* Written instruction
Please update the listing below by changing each "gridline" to "grid-line" and keeping every other character the same.

* START Records shown *

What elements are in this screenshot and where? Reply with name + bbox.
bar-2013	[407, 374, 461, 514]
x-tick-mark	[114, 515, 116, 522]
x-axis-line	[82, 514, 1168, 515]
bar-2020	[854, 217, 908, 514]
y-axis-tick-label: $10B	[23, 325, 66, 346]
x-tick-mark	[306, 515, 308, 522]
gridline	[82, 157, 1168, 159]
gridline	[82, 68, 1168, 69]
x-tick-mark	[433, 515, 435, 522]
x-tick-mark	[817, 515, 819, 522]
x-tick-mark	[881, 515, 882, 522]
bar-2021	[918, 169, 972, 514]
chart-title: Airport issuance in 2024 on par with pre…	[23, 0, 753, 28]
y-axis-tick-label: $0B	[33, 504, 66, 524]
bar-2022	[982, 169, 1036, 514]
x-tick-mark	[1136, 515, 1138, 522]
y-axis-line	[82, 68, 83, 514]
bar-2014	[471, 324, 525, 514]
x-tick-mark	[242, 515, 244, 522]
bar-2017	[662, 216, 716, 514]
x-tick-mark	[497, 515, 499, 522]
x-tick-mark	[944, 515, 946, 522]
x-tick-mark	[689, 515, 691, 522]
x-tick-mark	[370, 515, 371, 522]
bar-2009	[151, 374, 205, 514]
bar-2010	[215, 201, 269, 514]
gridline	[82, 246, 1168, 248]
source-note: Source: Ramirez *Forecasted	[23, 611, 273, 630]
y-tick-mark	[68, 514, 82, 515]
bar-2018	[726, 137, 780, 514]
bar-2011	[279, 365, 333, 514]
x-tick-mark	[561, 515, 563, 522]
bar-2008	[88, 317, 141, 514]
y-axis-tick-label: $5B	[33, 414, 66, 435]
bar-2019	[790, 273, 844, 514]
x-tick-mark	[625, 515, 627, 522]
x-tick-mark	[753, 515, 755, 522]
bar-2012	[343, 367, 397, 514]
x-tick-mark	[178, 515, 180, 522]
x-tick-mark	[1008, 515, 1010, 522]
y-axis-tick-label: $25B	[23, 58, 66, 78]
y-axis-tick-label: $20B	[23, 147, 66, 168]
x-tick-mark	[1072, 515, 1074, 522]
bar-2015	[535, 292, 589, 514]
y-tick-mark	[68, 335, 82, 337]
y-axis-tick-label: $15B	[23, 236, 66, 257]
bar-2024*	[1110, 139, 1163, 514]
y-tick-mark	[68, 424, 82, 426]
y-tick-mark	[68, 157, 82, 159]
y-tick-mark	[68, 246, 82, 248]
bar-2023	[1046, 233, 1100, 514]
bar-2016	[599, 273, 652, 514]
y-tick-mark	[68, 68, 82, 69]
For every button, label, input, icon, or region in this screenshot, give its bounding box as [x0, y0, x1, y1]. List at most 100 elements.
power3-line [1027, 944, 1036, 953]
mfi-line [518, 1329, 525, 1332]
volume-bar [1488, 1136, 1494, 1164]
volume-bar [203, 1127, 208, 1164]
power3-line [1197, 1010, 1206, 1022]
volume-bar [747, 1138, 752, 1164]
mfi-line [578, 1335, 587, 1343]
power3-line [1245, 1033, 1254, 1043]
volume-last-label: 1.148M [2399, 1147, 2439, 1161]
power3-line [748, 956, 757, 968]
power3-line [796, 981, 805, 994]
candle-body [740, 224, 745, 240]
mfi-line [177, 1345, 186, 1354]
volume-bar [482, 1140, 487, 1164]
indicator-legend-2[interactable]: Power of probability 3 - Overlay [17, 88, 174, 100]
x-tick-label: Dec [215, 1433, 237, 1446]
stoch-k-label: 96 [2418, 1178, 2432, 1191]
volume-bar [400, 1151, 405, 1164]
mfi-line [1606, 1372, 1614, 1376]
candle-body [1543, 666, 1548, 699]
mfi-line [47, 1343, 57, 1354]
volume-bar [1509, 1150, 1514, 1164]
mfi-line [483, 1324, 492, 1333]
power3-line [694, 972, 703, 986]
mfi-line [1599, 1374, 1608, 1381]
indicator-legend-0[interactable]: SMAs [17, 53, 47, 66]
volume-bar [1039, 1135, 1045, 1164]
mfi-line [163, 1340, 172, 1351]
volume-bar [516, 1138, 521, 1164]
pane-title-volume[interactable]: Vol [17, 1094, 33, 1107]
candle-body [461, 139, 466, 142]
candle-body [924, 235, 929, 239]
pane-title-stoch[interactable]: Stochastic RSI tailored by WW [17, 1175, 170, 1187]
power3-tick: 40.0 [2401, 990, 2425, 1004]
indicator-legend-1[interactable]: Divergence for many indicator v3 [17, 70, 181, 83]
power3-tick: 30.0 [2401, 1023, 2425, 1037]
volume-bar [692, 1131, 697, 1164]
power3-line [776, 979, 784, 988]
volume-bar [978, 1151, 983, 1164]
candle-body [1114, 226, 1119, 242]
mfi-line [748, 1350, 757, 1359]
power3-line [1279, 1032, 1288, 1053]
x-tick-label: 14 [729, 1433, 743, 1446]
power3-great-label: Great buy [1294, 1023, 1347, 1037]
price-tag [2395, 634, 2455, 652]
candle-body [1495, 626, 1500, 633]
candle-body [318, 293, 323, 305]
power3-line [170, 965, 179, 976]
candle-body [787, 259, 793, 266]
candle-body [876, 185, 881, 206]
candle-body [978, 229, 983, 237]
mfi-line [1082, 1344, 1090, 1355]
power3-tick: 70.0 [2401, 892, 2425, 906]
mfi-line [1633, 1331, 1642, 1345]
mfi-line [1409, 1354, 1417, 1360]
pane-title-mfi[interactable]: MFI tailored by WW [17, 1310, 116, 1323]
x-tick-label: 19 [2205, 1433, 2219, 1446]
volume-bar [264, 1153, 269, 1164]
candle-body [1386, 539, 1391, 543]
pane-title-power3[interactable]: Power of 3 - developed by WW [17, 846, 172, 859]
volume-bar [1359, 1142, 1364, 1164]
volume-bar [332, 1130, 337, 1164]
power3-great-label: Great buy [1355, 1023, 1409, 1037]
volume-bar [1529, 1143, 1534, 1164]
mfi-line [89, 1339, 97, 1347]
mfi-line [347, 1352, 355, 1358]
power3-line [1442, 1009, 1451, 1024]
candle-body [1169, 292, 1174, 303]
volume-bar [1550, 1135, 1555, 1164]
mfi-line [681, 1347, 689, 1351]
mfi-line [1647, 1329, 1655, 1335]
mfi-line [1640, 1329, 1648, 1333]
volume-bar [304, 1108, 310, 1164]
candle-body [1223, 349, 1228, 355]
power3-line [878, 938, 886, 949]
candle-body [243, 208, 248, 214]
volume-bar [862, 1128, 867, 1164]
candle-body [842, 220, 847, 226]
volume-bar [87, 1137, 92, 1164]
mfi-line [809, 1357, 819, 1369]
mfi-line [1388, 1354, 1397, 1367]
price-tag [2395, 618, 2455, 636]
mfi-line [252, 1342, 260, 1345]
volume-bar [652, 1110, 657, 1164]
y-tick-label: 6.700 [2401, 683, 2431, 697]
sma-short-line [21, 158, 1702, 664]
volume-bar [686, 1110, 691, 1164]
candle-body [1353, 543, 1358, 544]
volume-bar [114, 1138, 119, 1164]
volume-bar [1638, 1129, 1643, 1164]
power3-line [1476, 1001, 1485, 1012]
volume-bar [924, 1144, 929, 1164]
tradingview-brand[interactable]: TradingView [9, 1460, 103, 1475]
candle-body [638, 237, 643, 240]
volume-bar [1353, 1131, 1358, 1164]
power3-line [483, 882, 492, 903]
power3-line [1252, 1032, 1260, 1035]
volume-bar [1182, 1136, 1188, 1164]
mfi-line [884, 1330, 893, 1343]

* END Records shown *

* Written reply
What elements are in this screenshot and where? Reply with name + bbox.
bar-2013	[407, 374, 461, 514]
x-tick-mark	[114, 515, 116, 522]
x-axis-line	[82, 514, 1168, 515]
bar-2020	[854, 217, 908, 514]
y-axis-tick-label: $10B	[23, 325, 66, 346]
x-tick-mark	[306, 515, 308, 522]
grid-line	[82, 157, 1168, 159]
grid-line	[82, 68, 1168, 69]
x-tick-mark	[433, 515, 435, 522]
x-tick-mark	[817, 515, 819, 522]
x-tick-mark	[881, 515, 882, 522]
bar-2021	[918, 169, 972, 514]
chart-title: Airport issuance in 2024 on par with pre…	[23, 0, 753, 28]
y-axis-tick-label: $0B	[33, 504, 66, 524]
bar-2022	[982, 169, 1036, 514]
x-tick-mark	[1136, 515, 1138, 522]
y-axis-line	[82, 68, 83, 514]
bar-2014	[471, 324, 525, 514]
x-tick-mark	[242, 515, 244, 522]
bar-2017	[662, 216, 716, 514]
x-tick-mark	[497, 515, 499, 522]
x-tick-mark	[944, 515, 946, 522]
x-tick-mark	[689, 515, 691, 522]
x-tick-mark	[370, 515, 371, 522]
bar-2009	[151, 374, 205, 514]
bar-2010	[215, 201, 269, 514]
grid-line	[82, 246, 1168, 248]
source-note: Source: Ramirez *Forecasted	[23, 611, 273, 630]
y-tick-mark	[68, 514, 82, 515]
bar-2018	[726, 137, 780, 514]
bar-2011	[279, 365, 333, 514]
x-tick-mark	[561, 515, 563, 522]
bar-2008	[88, 317, 141, 514]
y-axis-tick-label: $5B	[33, 414, 66, 435]
bar-2019	[790, 273, 844, 514]
x-tick-mark	[625, 515, 627, 522]
x-tick-mark	[753, 515, 755, 522]
bar-2012	[343, 367, 397, 514]
x-tick-mark	[178, 515, 180, 522]
x-tick-mark	[1008, 515, 1010, 522]
y-axis-tick-label: $25B	[23, 58, 66, 78]
y-axis-tick-label: $20B	[23, 147, 66, 168]
x-tick-mark	[1072, 515, 1074, 522]
bar-2015	[535, 292, 589, 514]
y-tick-mark	[68, 335, 82, 337]
y-axis-tick-label: $15B	[23, 236, 66, 257]
bar-2024*	[1110, 139, 1163, 514]
y-tick-mark	[68, 424, 82, 426]
y-tick-mark	[68, 157, 82, 159]
y-tick-mark	[68, 246, 82, 248]
bar-2023	[1046, 233, 1100, 514]
bar-2016	[599, 273, 652, 514]
y-tick-mark	[68, 68, 82, 69]
For every button, label, input, icon, or region in this screenshot, give its bounding box as [x0, y0, x1, y1]. List at most 100 elements.
power3-line [1027, 944, 1036, 953]
mfi-line [518, 1329, 525, 1332]
volume-bar [1488, 1136, 1494, 1164]
volume-bar [203, 1127, 208, 1164]
power3-line [1197, 1010, 1206, 1022]
volume-bar [747, 1138, 752, 1164]
mfi-line [578, 1335, 587, 1343]
power3-line [1245, 1033, 1254, 1043]
volume-last-label: 1.148M [2399, 1147, 2439, 1161]
power3-line [748, 956, 757, 968]
power3-line [796, 981, 805, 994]
candle-body [740, 224, 745, 240]
mfi-line [177, 1345, 186, 1354]
volume-bar [482, 1140, 487, 1164]
indicator-legend-2[interactable]: Power of probability 3 - Overlay [17, 88, 174, 100]
x-tick-label: Dec [215, 1433, 237, 1446]
stoch-k-label: 96 [2418, 1178, 2432, 1191]
volume-bar [400, 1151, 405, 1164]
mfi-line [1606, 1372, 1614, 1376]
candle-body [1543, 666, 1548, 699]
mfi-line [47, 1343, 57, 1354]
volume-bar [1509, 1150, 1514, 1164]
mfi-line [483, 1324, 492, 1333]
power3-line [694, 972, 703, 986]
mfi-line [1599, 1374, 1608, 1381]
indicator-legend-0[interactable]: SMAs [17, 53, 47, 66]
volume-bar [1039, 1135, 1045, 1164]
mfi-line [163, 1340, 172, 1351]
volume-bar [516, 1138, 521, 1164]
pane-title-volume[interactable]: Vol [17, 1094, 33, 1107]
candle-body [461, 139, 466, 142]
candle-body [924, 235, 929, 239]
pane-title-stoch[interactable]: Stochastic RSI tailored by WW [17, 1175, 170, 1187]
power3-tick: 40.0 [2401, 990, 2425, 1004]
indicator-legend-1[interactable]: Divergence for many indicator v3 [17, 70, 181, 83]
power3-tick: 30.0 [2401, 1023, 2425, 1037]
volume-bar [692, 1131, 697, 1164]
power3-line [776, 979, 784, 988]
volume-bar [978, 1151, 983, 1164]
candle-body [1114, 226, 1119, 242]
mfi-line [748, 1350, 757, 1359]
power3-line [1279, 1032, 1288, 1053]
x-tick-label: 14 [729, 1433, 743, 1446]
power3-great-label: Great buy [1294, 1023, 1347, 1037]
price-tag [2395, 634, 2455, 652]
candle-body [1495, 626, 1500, 633]
candle-body [318, 293, 323, 305]
power3-line [170, 965, 179, 976]
candle-body [787, 259, 793, 266]
candle-body [876, 185, 881, 206]
candle-body [978, 229, 983, 237]
mfi-line [1082, 1344, 1090, 1355]
power3-tick: 70.0 [2401, 892, 2425, 906]
mfi-line [1633, 1331, 1642, 1345]
mfi-line [1409, 1354, 1417, 1360]
pane-title-mfi[interactable]: MFI tailored by WW [17, 1310, 116, 1323]
x-tick-label: 19 [2205, 1433, 2219, 1446]
volume-bar [264, 1153, 269, 1164]
candle-body [1386, 539, 1391, 543]
pane-title-power3[interactable]: Power of 3 - developed by WW [17, 846, 172, 859]
volume-bar [1359, 1142, 1364, 1164]
volume-bar [332, 1130, 337, 1164]
power3-great-label: Great buy [1355, 1023, 1409, 1037]
volume-bar [1529, 1143, 1534, 1164]
mfi-line [89, 1339, 97, 1347]
mfi-line [347, 1352, 355, 1358]
power3-line [1442, 1009, 1451, 1024]
candle-body [1169, 292, 1174, 303]
volume-bar [1550, 1135, 1555, 1164]
mfi-line [681, 1347, 689, 1351]
mfi-line [1647, 1329, 1655, 1335]
mfi-line [1640, 1329, 1648, 1333]
volume-bar [304, 1108, 310, 1164]
candle-body [1223, 349, 1228, 355]
power3-line [878, 938, 886, 949]
candle-body [243, 208, 248, 214]
volume-bar [862, 1128, 867, 1164]
candle-body [842, 220, 847, 226]
volume-bar [87, 1137, 92, 1164]
mfi-line [809, 1357, 819, 1369]
mfi-line [1388, 1354, 1397, 1367]
price-tag [2395, 618, 2455, 636]
mfi-line [252, 1342, 260, 1345]
volume-bar [652, 1110, 657, 1164]
y-tick-label: 6.700 [2401, 683, 2431, 697]
sma-short-line [21, 158, 1702, 664]
volume-bar [686, 1110, 691, 1164]
candle-body [1353, 543, 1358, 544]
volume-bar [114, 1138, 119, 1164]
volume-bar [1638, 1129, 1643, 1164]
power3-line [1476, 1001, 1485, 1012]
volume-bar [924, 1144, 929, 1164]
tradingview-brand[interactable]: TradingView [9, 1460, 103, 1475]
candle-body [638, 237, 643, 240]
volume-bar [1353, 1131, 1358, 1164]
power3-line [483, 882, 492, 903]
power3-line [1252, 1032, 1260, 1035]
volume-bar [1182, 1136, 1188, 1164]
mfi-line [884, 1330, 893, 1343]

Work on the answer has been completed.